_Exercise instructions_
Search the entries below. Return every line that has "flag" in it.
+++ Source records
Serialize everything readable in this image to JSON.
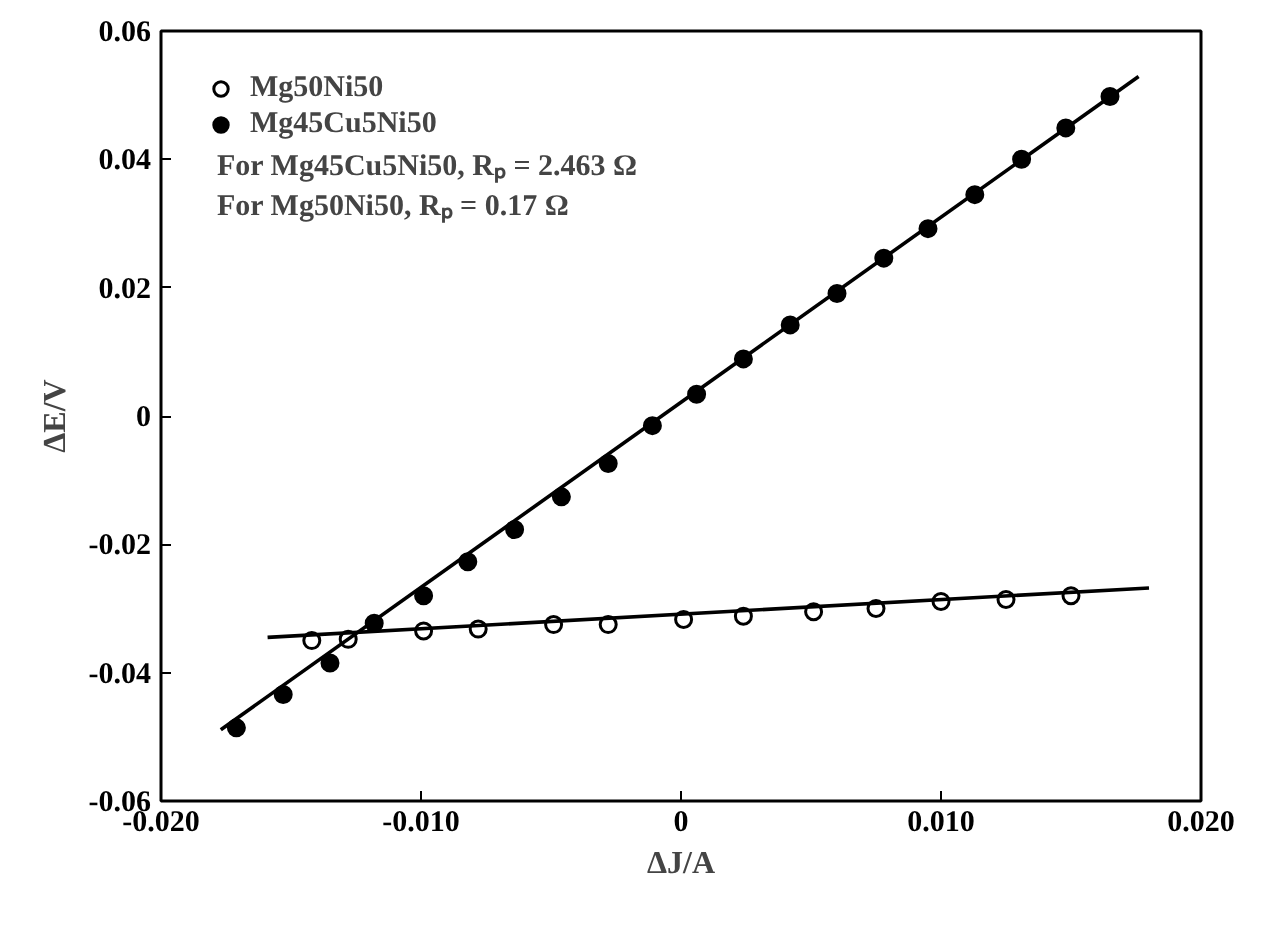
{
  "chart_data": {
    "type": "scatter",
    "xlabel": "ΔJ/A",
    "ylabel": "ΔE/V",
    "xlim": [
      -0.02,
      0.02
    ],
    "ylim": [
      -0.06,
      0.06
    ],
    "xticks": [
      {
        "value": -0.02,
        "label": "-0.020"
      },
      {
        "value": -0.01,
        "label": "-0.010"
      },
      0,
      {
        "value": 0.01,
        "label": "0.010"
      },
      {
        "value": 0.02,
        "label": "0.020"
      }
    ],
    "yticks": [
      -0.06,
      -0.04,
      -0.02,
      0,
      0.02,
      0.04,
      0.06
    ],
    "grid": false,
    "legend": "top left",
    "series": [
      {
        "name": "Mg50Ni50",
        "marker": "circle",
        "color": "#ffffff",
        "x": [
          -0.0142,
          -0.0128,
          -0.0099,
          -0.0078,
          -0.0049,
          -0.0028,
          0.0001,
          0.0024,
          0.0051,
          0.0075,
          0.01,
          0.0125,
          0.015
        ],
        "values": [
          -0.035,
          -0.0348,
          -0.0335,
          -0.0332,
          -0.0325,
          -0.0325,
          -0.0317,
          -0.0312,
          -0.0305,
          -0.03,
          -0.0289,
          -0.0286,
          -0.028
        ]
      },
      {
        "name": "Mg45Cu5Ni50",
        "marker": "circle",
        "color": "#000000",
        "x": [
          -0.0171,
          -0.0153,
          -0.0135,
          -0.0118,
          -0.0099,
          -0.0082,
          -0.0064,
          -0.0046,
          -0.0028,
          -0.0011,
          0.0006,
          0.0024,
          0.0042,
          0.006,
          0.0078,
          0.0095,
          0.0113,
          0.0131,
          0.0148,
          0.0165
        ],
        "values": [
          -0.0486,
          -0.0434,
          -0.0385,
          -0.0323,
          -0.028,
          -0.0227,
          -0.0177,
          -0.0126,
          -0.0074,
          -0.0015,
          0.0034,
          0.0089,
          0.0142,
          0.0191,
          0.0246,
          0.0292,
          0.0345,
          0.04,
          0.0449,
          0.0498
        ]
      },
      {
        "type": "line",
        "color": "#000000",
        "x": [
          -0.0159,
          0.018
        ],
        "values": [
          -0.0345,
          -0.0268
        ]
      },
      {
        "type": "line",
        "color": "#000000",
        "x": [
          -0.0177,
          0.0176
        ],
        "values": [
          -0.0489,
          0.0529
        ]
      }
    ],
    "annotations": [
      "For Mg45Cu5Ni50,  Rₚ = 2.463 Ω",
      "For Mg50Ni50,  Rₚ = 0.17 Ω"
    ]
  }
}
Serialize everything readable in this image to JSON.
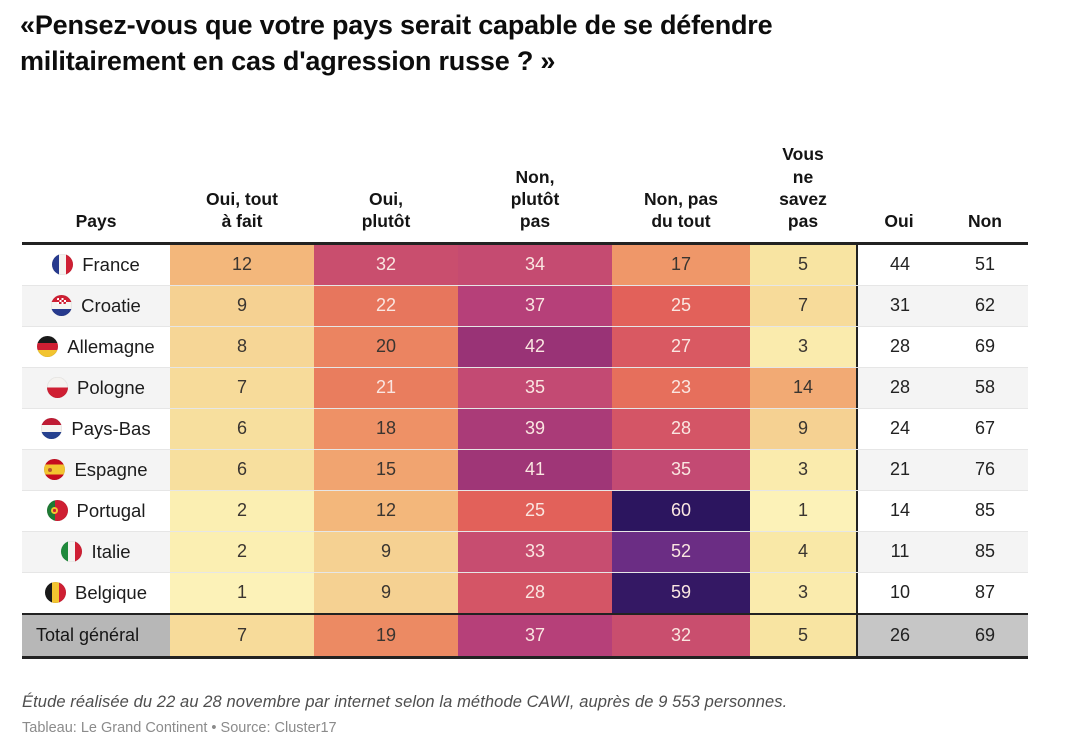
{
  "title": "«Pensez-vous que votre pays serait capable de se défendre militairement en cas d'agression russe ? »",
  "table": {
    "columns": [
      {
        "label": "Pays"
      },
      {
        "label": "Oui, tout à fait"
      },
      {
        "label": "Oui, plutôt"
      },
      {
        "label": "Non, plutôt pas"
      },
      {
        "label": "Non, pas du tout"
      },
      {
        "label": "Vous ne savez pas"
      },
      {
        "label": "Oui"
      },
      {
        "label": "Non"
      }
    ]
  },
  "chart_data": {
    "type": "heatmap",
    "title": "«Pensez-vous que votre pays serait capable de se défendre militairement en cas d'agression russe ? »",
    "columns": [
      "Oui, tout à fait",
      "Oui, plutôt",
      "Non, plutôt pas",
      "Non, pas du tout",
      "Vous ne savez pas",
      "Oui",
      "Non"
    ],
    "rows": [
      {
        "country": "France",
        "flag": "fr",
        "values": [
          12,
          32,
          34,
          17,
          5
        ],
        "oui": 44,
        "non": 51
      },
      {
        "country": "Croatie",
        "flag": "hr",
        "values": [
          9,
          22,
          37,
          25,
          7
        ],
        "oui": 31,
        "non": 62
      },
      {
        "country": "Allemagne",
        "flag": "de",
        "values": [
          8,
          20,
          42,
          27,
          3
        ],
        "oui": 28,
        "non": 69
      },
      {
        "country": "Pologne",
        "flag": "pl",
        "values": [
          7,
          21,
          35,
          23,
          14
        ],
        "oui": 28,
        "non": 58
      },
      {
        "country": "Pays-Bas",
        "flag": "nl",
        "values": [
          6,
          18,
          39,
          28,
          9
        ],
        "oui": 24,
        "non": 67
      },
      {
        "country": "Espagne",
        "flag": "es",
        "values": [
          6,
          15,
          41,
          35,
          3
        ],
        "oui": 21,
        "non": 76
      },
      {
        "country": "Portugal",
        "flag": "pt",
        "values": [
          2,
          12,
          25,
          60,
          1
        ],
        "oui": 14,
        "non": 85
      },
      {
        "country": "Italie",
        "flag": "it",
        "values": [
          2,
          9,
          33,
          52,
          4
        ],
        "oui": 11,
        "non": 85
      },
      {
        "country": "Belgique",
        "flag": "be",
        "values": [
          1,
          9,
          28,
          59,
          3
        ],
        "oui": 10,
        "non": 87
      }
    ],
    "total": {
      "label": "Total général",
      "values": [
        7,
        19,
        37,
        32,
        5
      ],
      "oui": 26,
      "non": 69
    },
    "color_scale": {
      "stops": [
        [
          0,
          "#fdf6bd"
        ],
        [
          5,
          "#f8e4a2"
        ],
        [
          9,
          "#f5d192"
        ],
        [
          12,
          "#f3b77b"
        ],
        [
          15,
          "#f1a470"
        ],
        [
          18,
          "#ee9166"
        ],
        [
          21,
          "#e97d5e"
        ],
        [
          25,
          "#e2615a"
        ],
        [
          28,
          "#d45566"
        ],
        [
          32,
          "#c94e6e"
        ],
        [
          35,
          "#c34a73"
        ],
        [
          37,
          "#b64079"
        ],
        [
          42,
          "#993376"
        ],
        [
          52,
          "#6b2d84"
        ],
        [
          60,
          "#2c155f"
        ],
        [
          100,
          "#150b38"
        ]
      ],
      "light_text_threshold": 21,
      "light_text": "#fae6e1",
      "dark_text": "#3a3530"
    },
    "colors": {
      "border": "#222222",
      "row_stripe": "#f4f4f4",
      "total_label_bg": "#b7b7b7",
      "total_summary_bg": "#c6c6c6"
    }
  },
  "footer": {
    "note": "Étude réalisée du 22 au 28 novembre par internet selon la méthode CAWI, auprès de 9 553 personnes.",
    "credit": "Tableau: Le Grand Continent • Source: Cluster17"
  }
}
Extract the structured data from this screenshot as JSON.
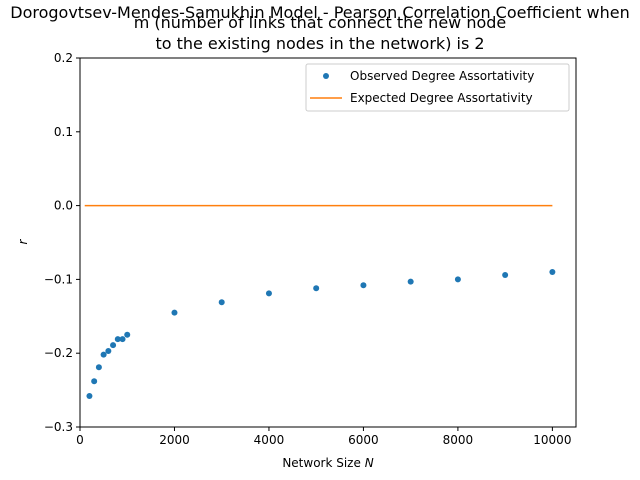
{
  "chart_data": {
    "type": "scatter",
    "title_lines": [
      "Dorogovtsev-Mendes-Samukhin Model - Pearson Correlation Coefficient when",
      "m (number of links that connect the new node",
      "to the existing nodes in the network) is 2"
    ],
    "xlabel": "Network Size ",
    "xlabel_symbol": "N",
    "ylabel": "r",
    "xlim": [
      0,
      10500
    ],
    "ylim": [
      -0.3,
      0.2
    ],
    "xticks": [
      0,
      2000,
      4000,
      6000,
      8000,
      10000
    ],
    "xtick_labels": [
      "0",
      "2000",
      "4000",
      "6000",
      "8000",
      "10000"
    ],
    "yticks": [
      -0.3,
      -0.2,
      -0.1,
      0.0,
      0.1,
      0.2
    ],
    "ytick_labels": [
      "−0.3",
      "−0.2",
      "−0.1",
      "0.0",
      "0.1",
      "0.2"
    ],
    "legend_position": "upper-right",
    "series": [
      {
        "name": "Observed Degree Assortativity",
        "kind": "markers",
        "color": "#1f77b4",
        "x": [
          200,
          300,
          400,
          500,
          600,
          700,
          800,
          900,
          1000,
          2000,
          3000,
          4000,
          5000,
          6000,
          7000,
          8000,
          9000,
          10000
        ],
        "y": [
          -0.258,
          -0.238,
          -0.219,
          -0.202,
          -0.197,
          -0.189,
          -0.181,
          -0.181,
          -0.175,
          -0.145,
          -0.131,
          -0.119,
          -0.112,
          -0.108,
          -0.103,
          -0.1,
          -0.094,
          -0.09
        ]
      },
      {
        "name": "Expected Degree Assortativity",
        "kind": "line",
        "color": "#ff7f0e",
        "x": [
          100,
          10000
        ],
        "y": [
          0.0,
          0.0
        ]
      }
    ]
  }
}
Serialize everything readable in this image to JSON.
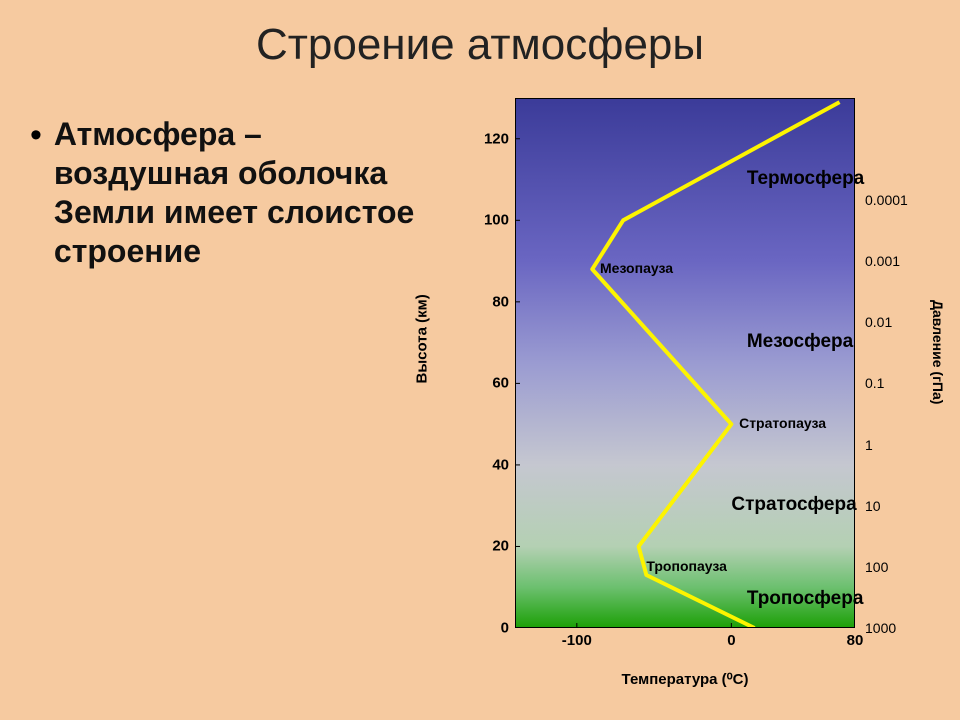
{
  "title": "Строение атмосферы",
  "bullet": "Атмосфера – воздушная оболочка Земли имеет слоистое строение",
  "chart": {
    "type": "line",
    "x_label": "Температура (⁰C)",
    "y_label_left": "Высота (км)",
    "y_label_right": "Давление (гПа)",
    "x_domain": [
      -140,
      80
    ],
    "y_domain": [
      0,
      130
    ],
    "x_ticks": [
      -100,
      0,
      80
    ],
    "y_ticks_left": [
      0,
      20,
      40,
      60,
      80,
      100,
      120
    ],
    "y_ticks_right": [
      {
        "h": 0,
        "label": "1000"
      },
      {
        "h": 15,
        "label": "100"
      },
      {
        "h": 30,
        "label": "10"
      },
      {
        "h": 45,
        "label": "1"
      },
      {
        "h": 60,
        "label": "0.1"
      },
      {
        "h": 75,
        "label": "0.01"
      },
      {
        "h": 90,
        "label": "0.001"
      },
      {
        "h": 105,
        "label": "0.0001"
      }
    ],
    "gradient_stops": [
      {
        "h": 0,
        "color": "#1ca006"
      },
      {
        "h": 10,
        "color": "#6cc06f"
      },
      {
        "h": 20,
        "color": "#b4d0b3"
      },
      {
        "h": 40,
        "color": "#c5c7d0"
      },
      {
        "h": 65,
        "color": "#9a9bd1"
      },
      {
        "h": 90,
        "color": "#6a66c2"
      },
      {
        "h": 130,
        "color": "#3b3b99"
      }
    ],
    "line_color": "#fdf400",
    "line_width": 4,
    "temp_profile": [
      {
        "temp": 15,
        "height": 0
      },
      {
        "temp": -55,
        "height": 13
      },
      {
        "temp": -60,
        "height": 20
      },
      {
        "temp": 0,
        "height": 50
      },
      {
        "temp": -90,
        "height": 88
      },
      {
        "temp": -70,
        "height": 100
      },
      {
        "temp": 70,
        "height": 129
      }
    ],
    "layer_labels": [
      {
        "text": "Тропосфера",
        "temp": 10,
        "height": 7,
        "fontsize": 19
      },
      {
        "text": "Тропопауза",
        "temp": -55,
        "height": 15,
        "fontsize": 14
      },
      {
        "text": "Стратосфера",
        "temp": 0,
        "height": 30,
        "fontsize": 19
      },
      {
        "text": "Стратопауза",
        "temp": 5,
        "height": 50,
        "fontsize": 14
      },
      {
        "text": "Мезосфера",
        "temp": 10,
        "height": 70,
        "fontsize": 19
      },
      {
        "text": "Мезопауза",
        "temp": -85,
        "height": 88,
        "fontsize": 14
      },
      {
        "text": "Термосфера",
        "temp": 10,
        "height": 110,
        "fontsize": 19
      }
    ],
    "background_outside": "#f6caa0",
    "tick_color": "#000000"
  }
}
++++++
_Solution to this problem_
        "flag": "fr",
        "flag": "hr",
        "flag": "de",
        "flag": "pl",
        "flag": "nl",
        "flag": "es",
        "flag": "pt",
        "flag": "it",
        "flag": "be",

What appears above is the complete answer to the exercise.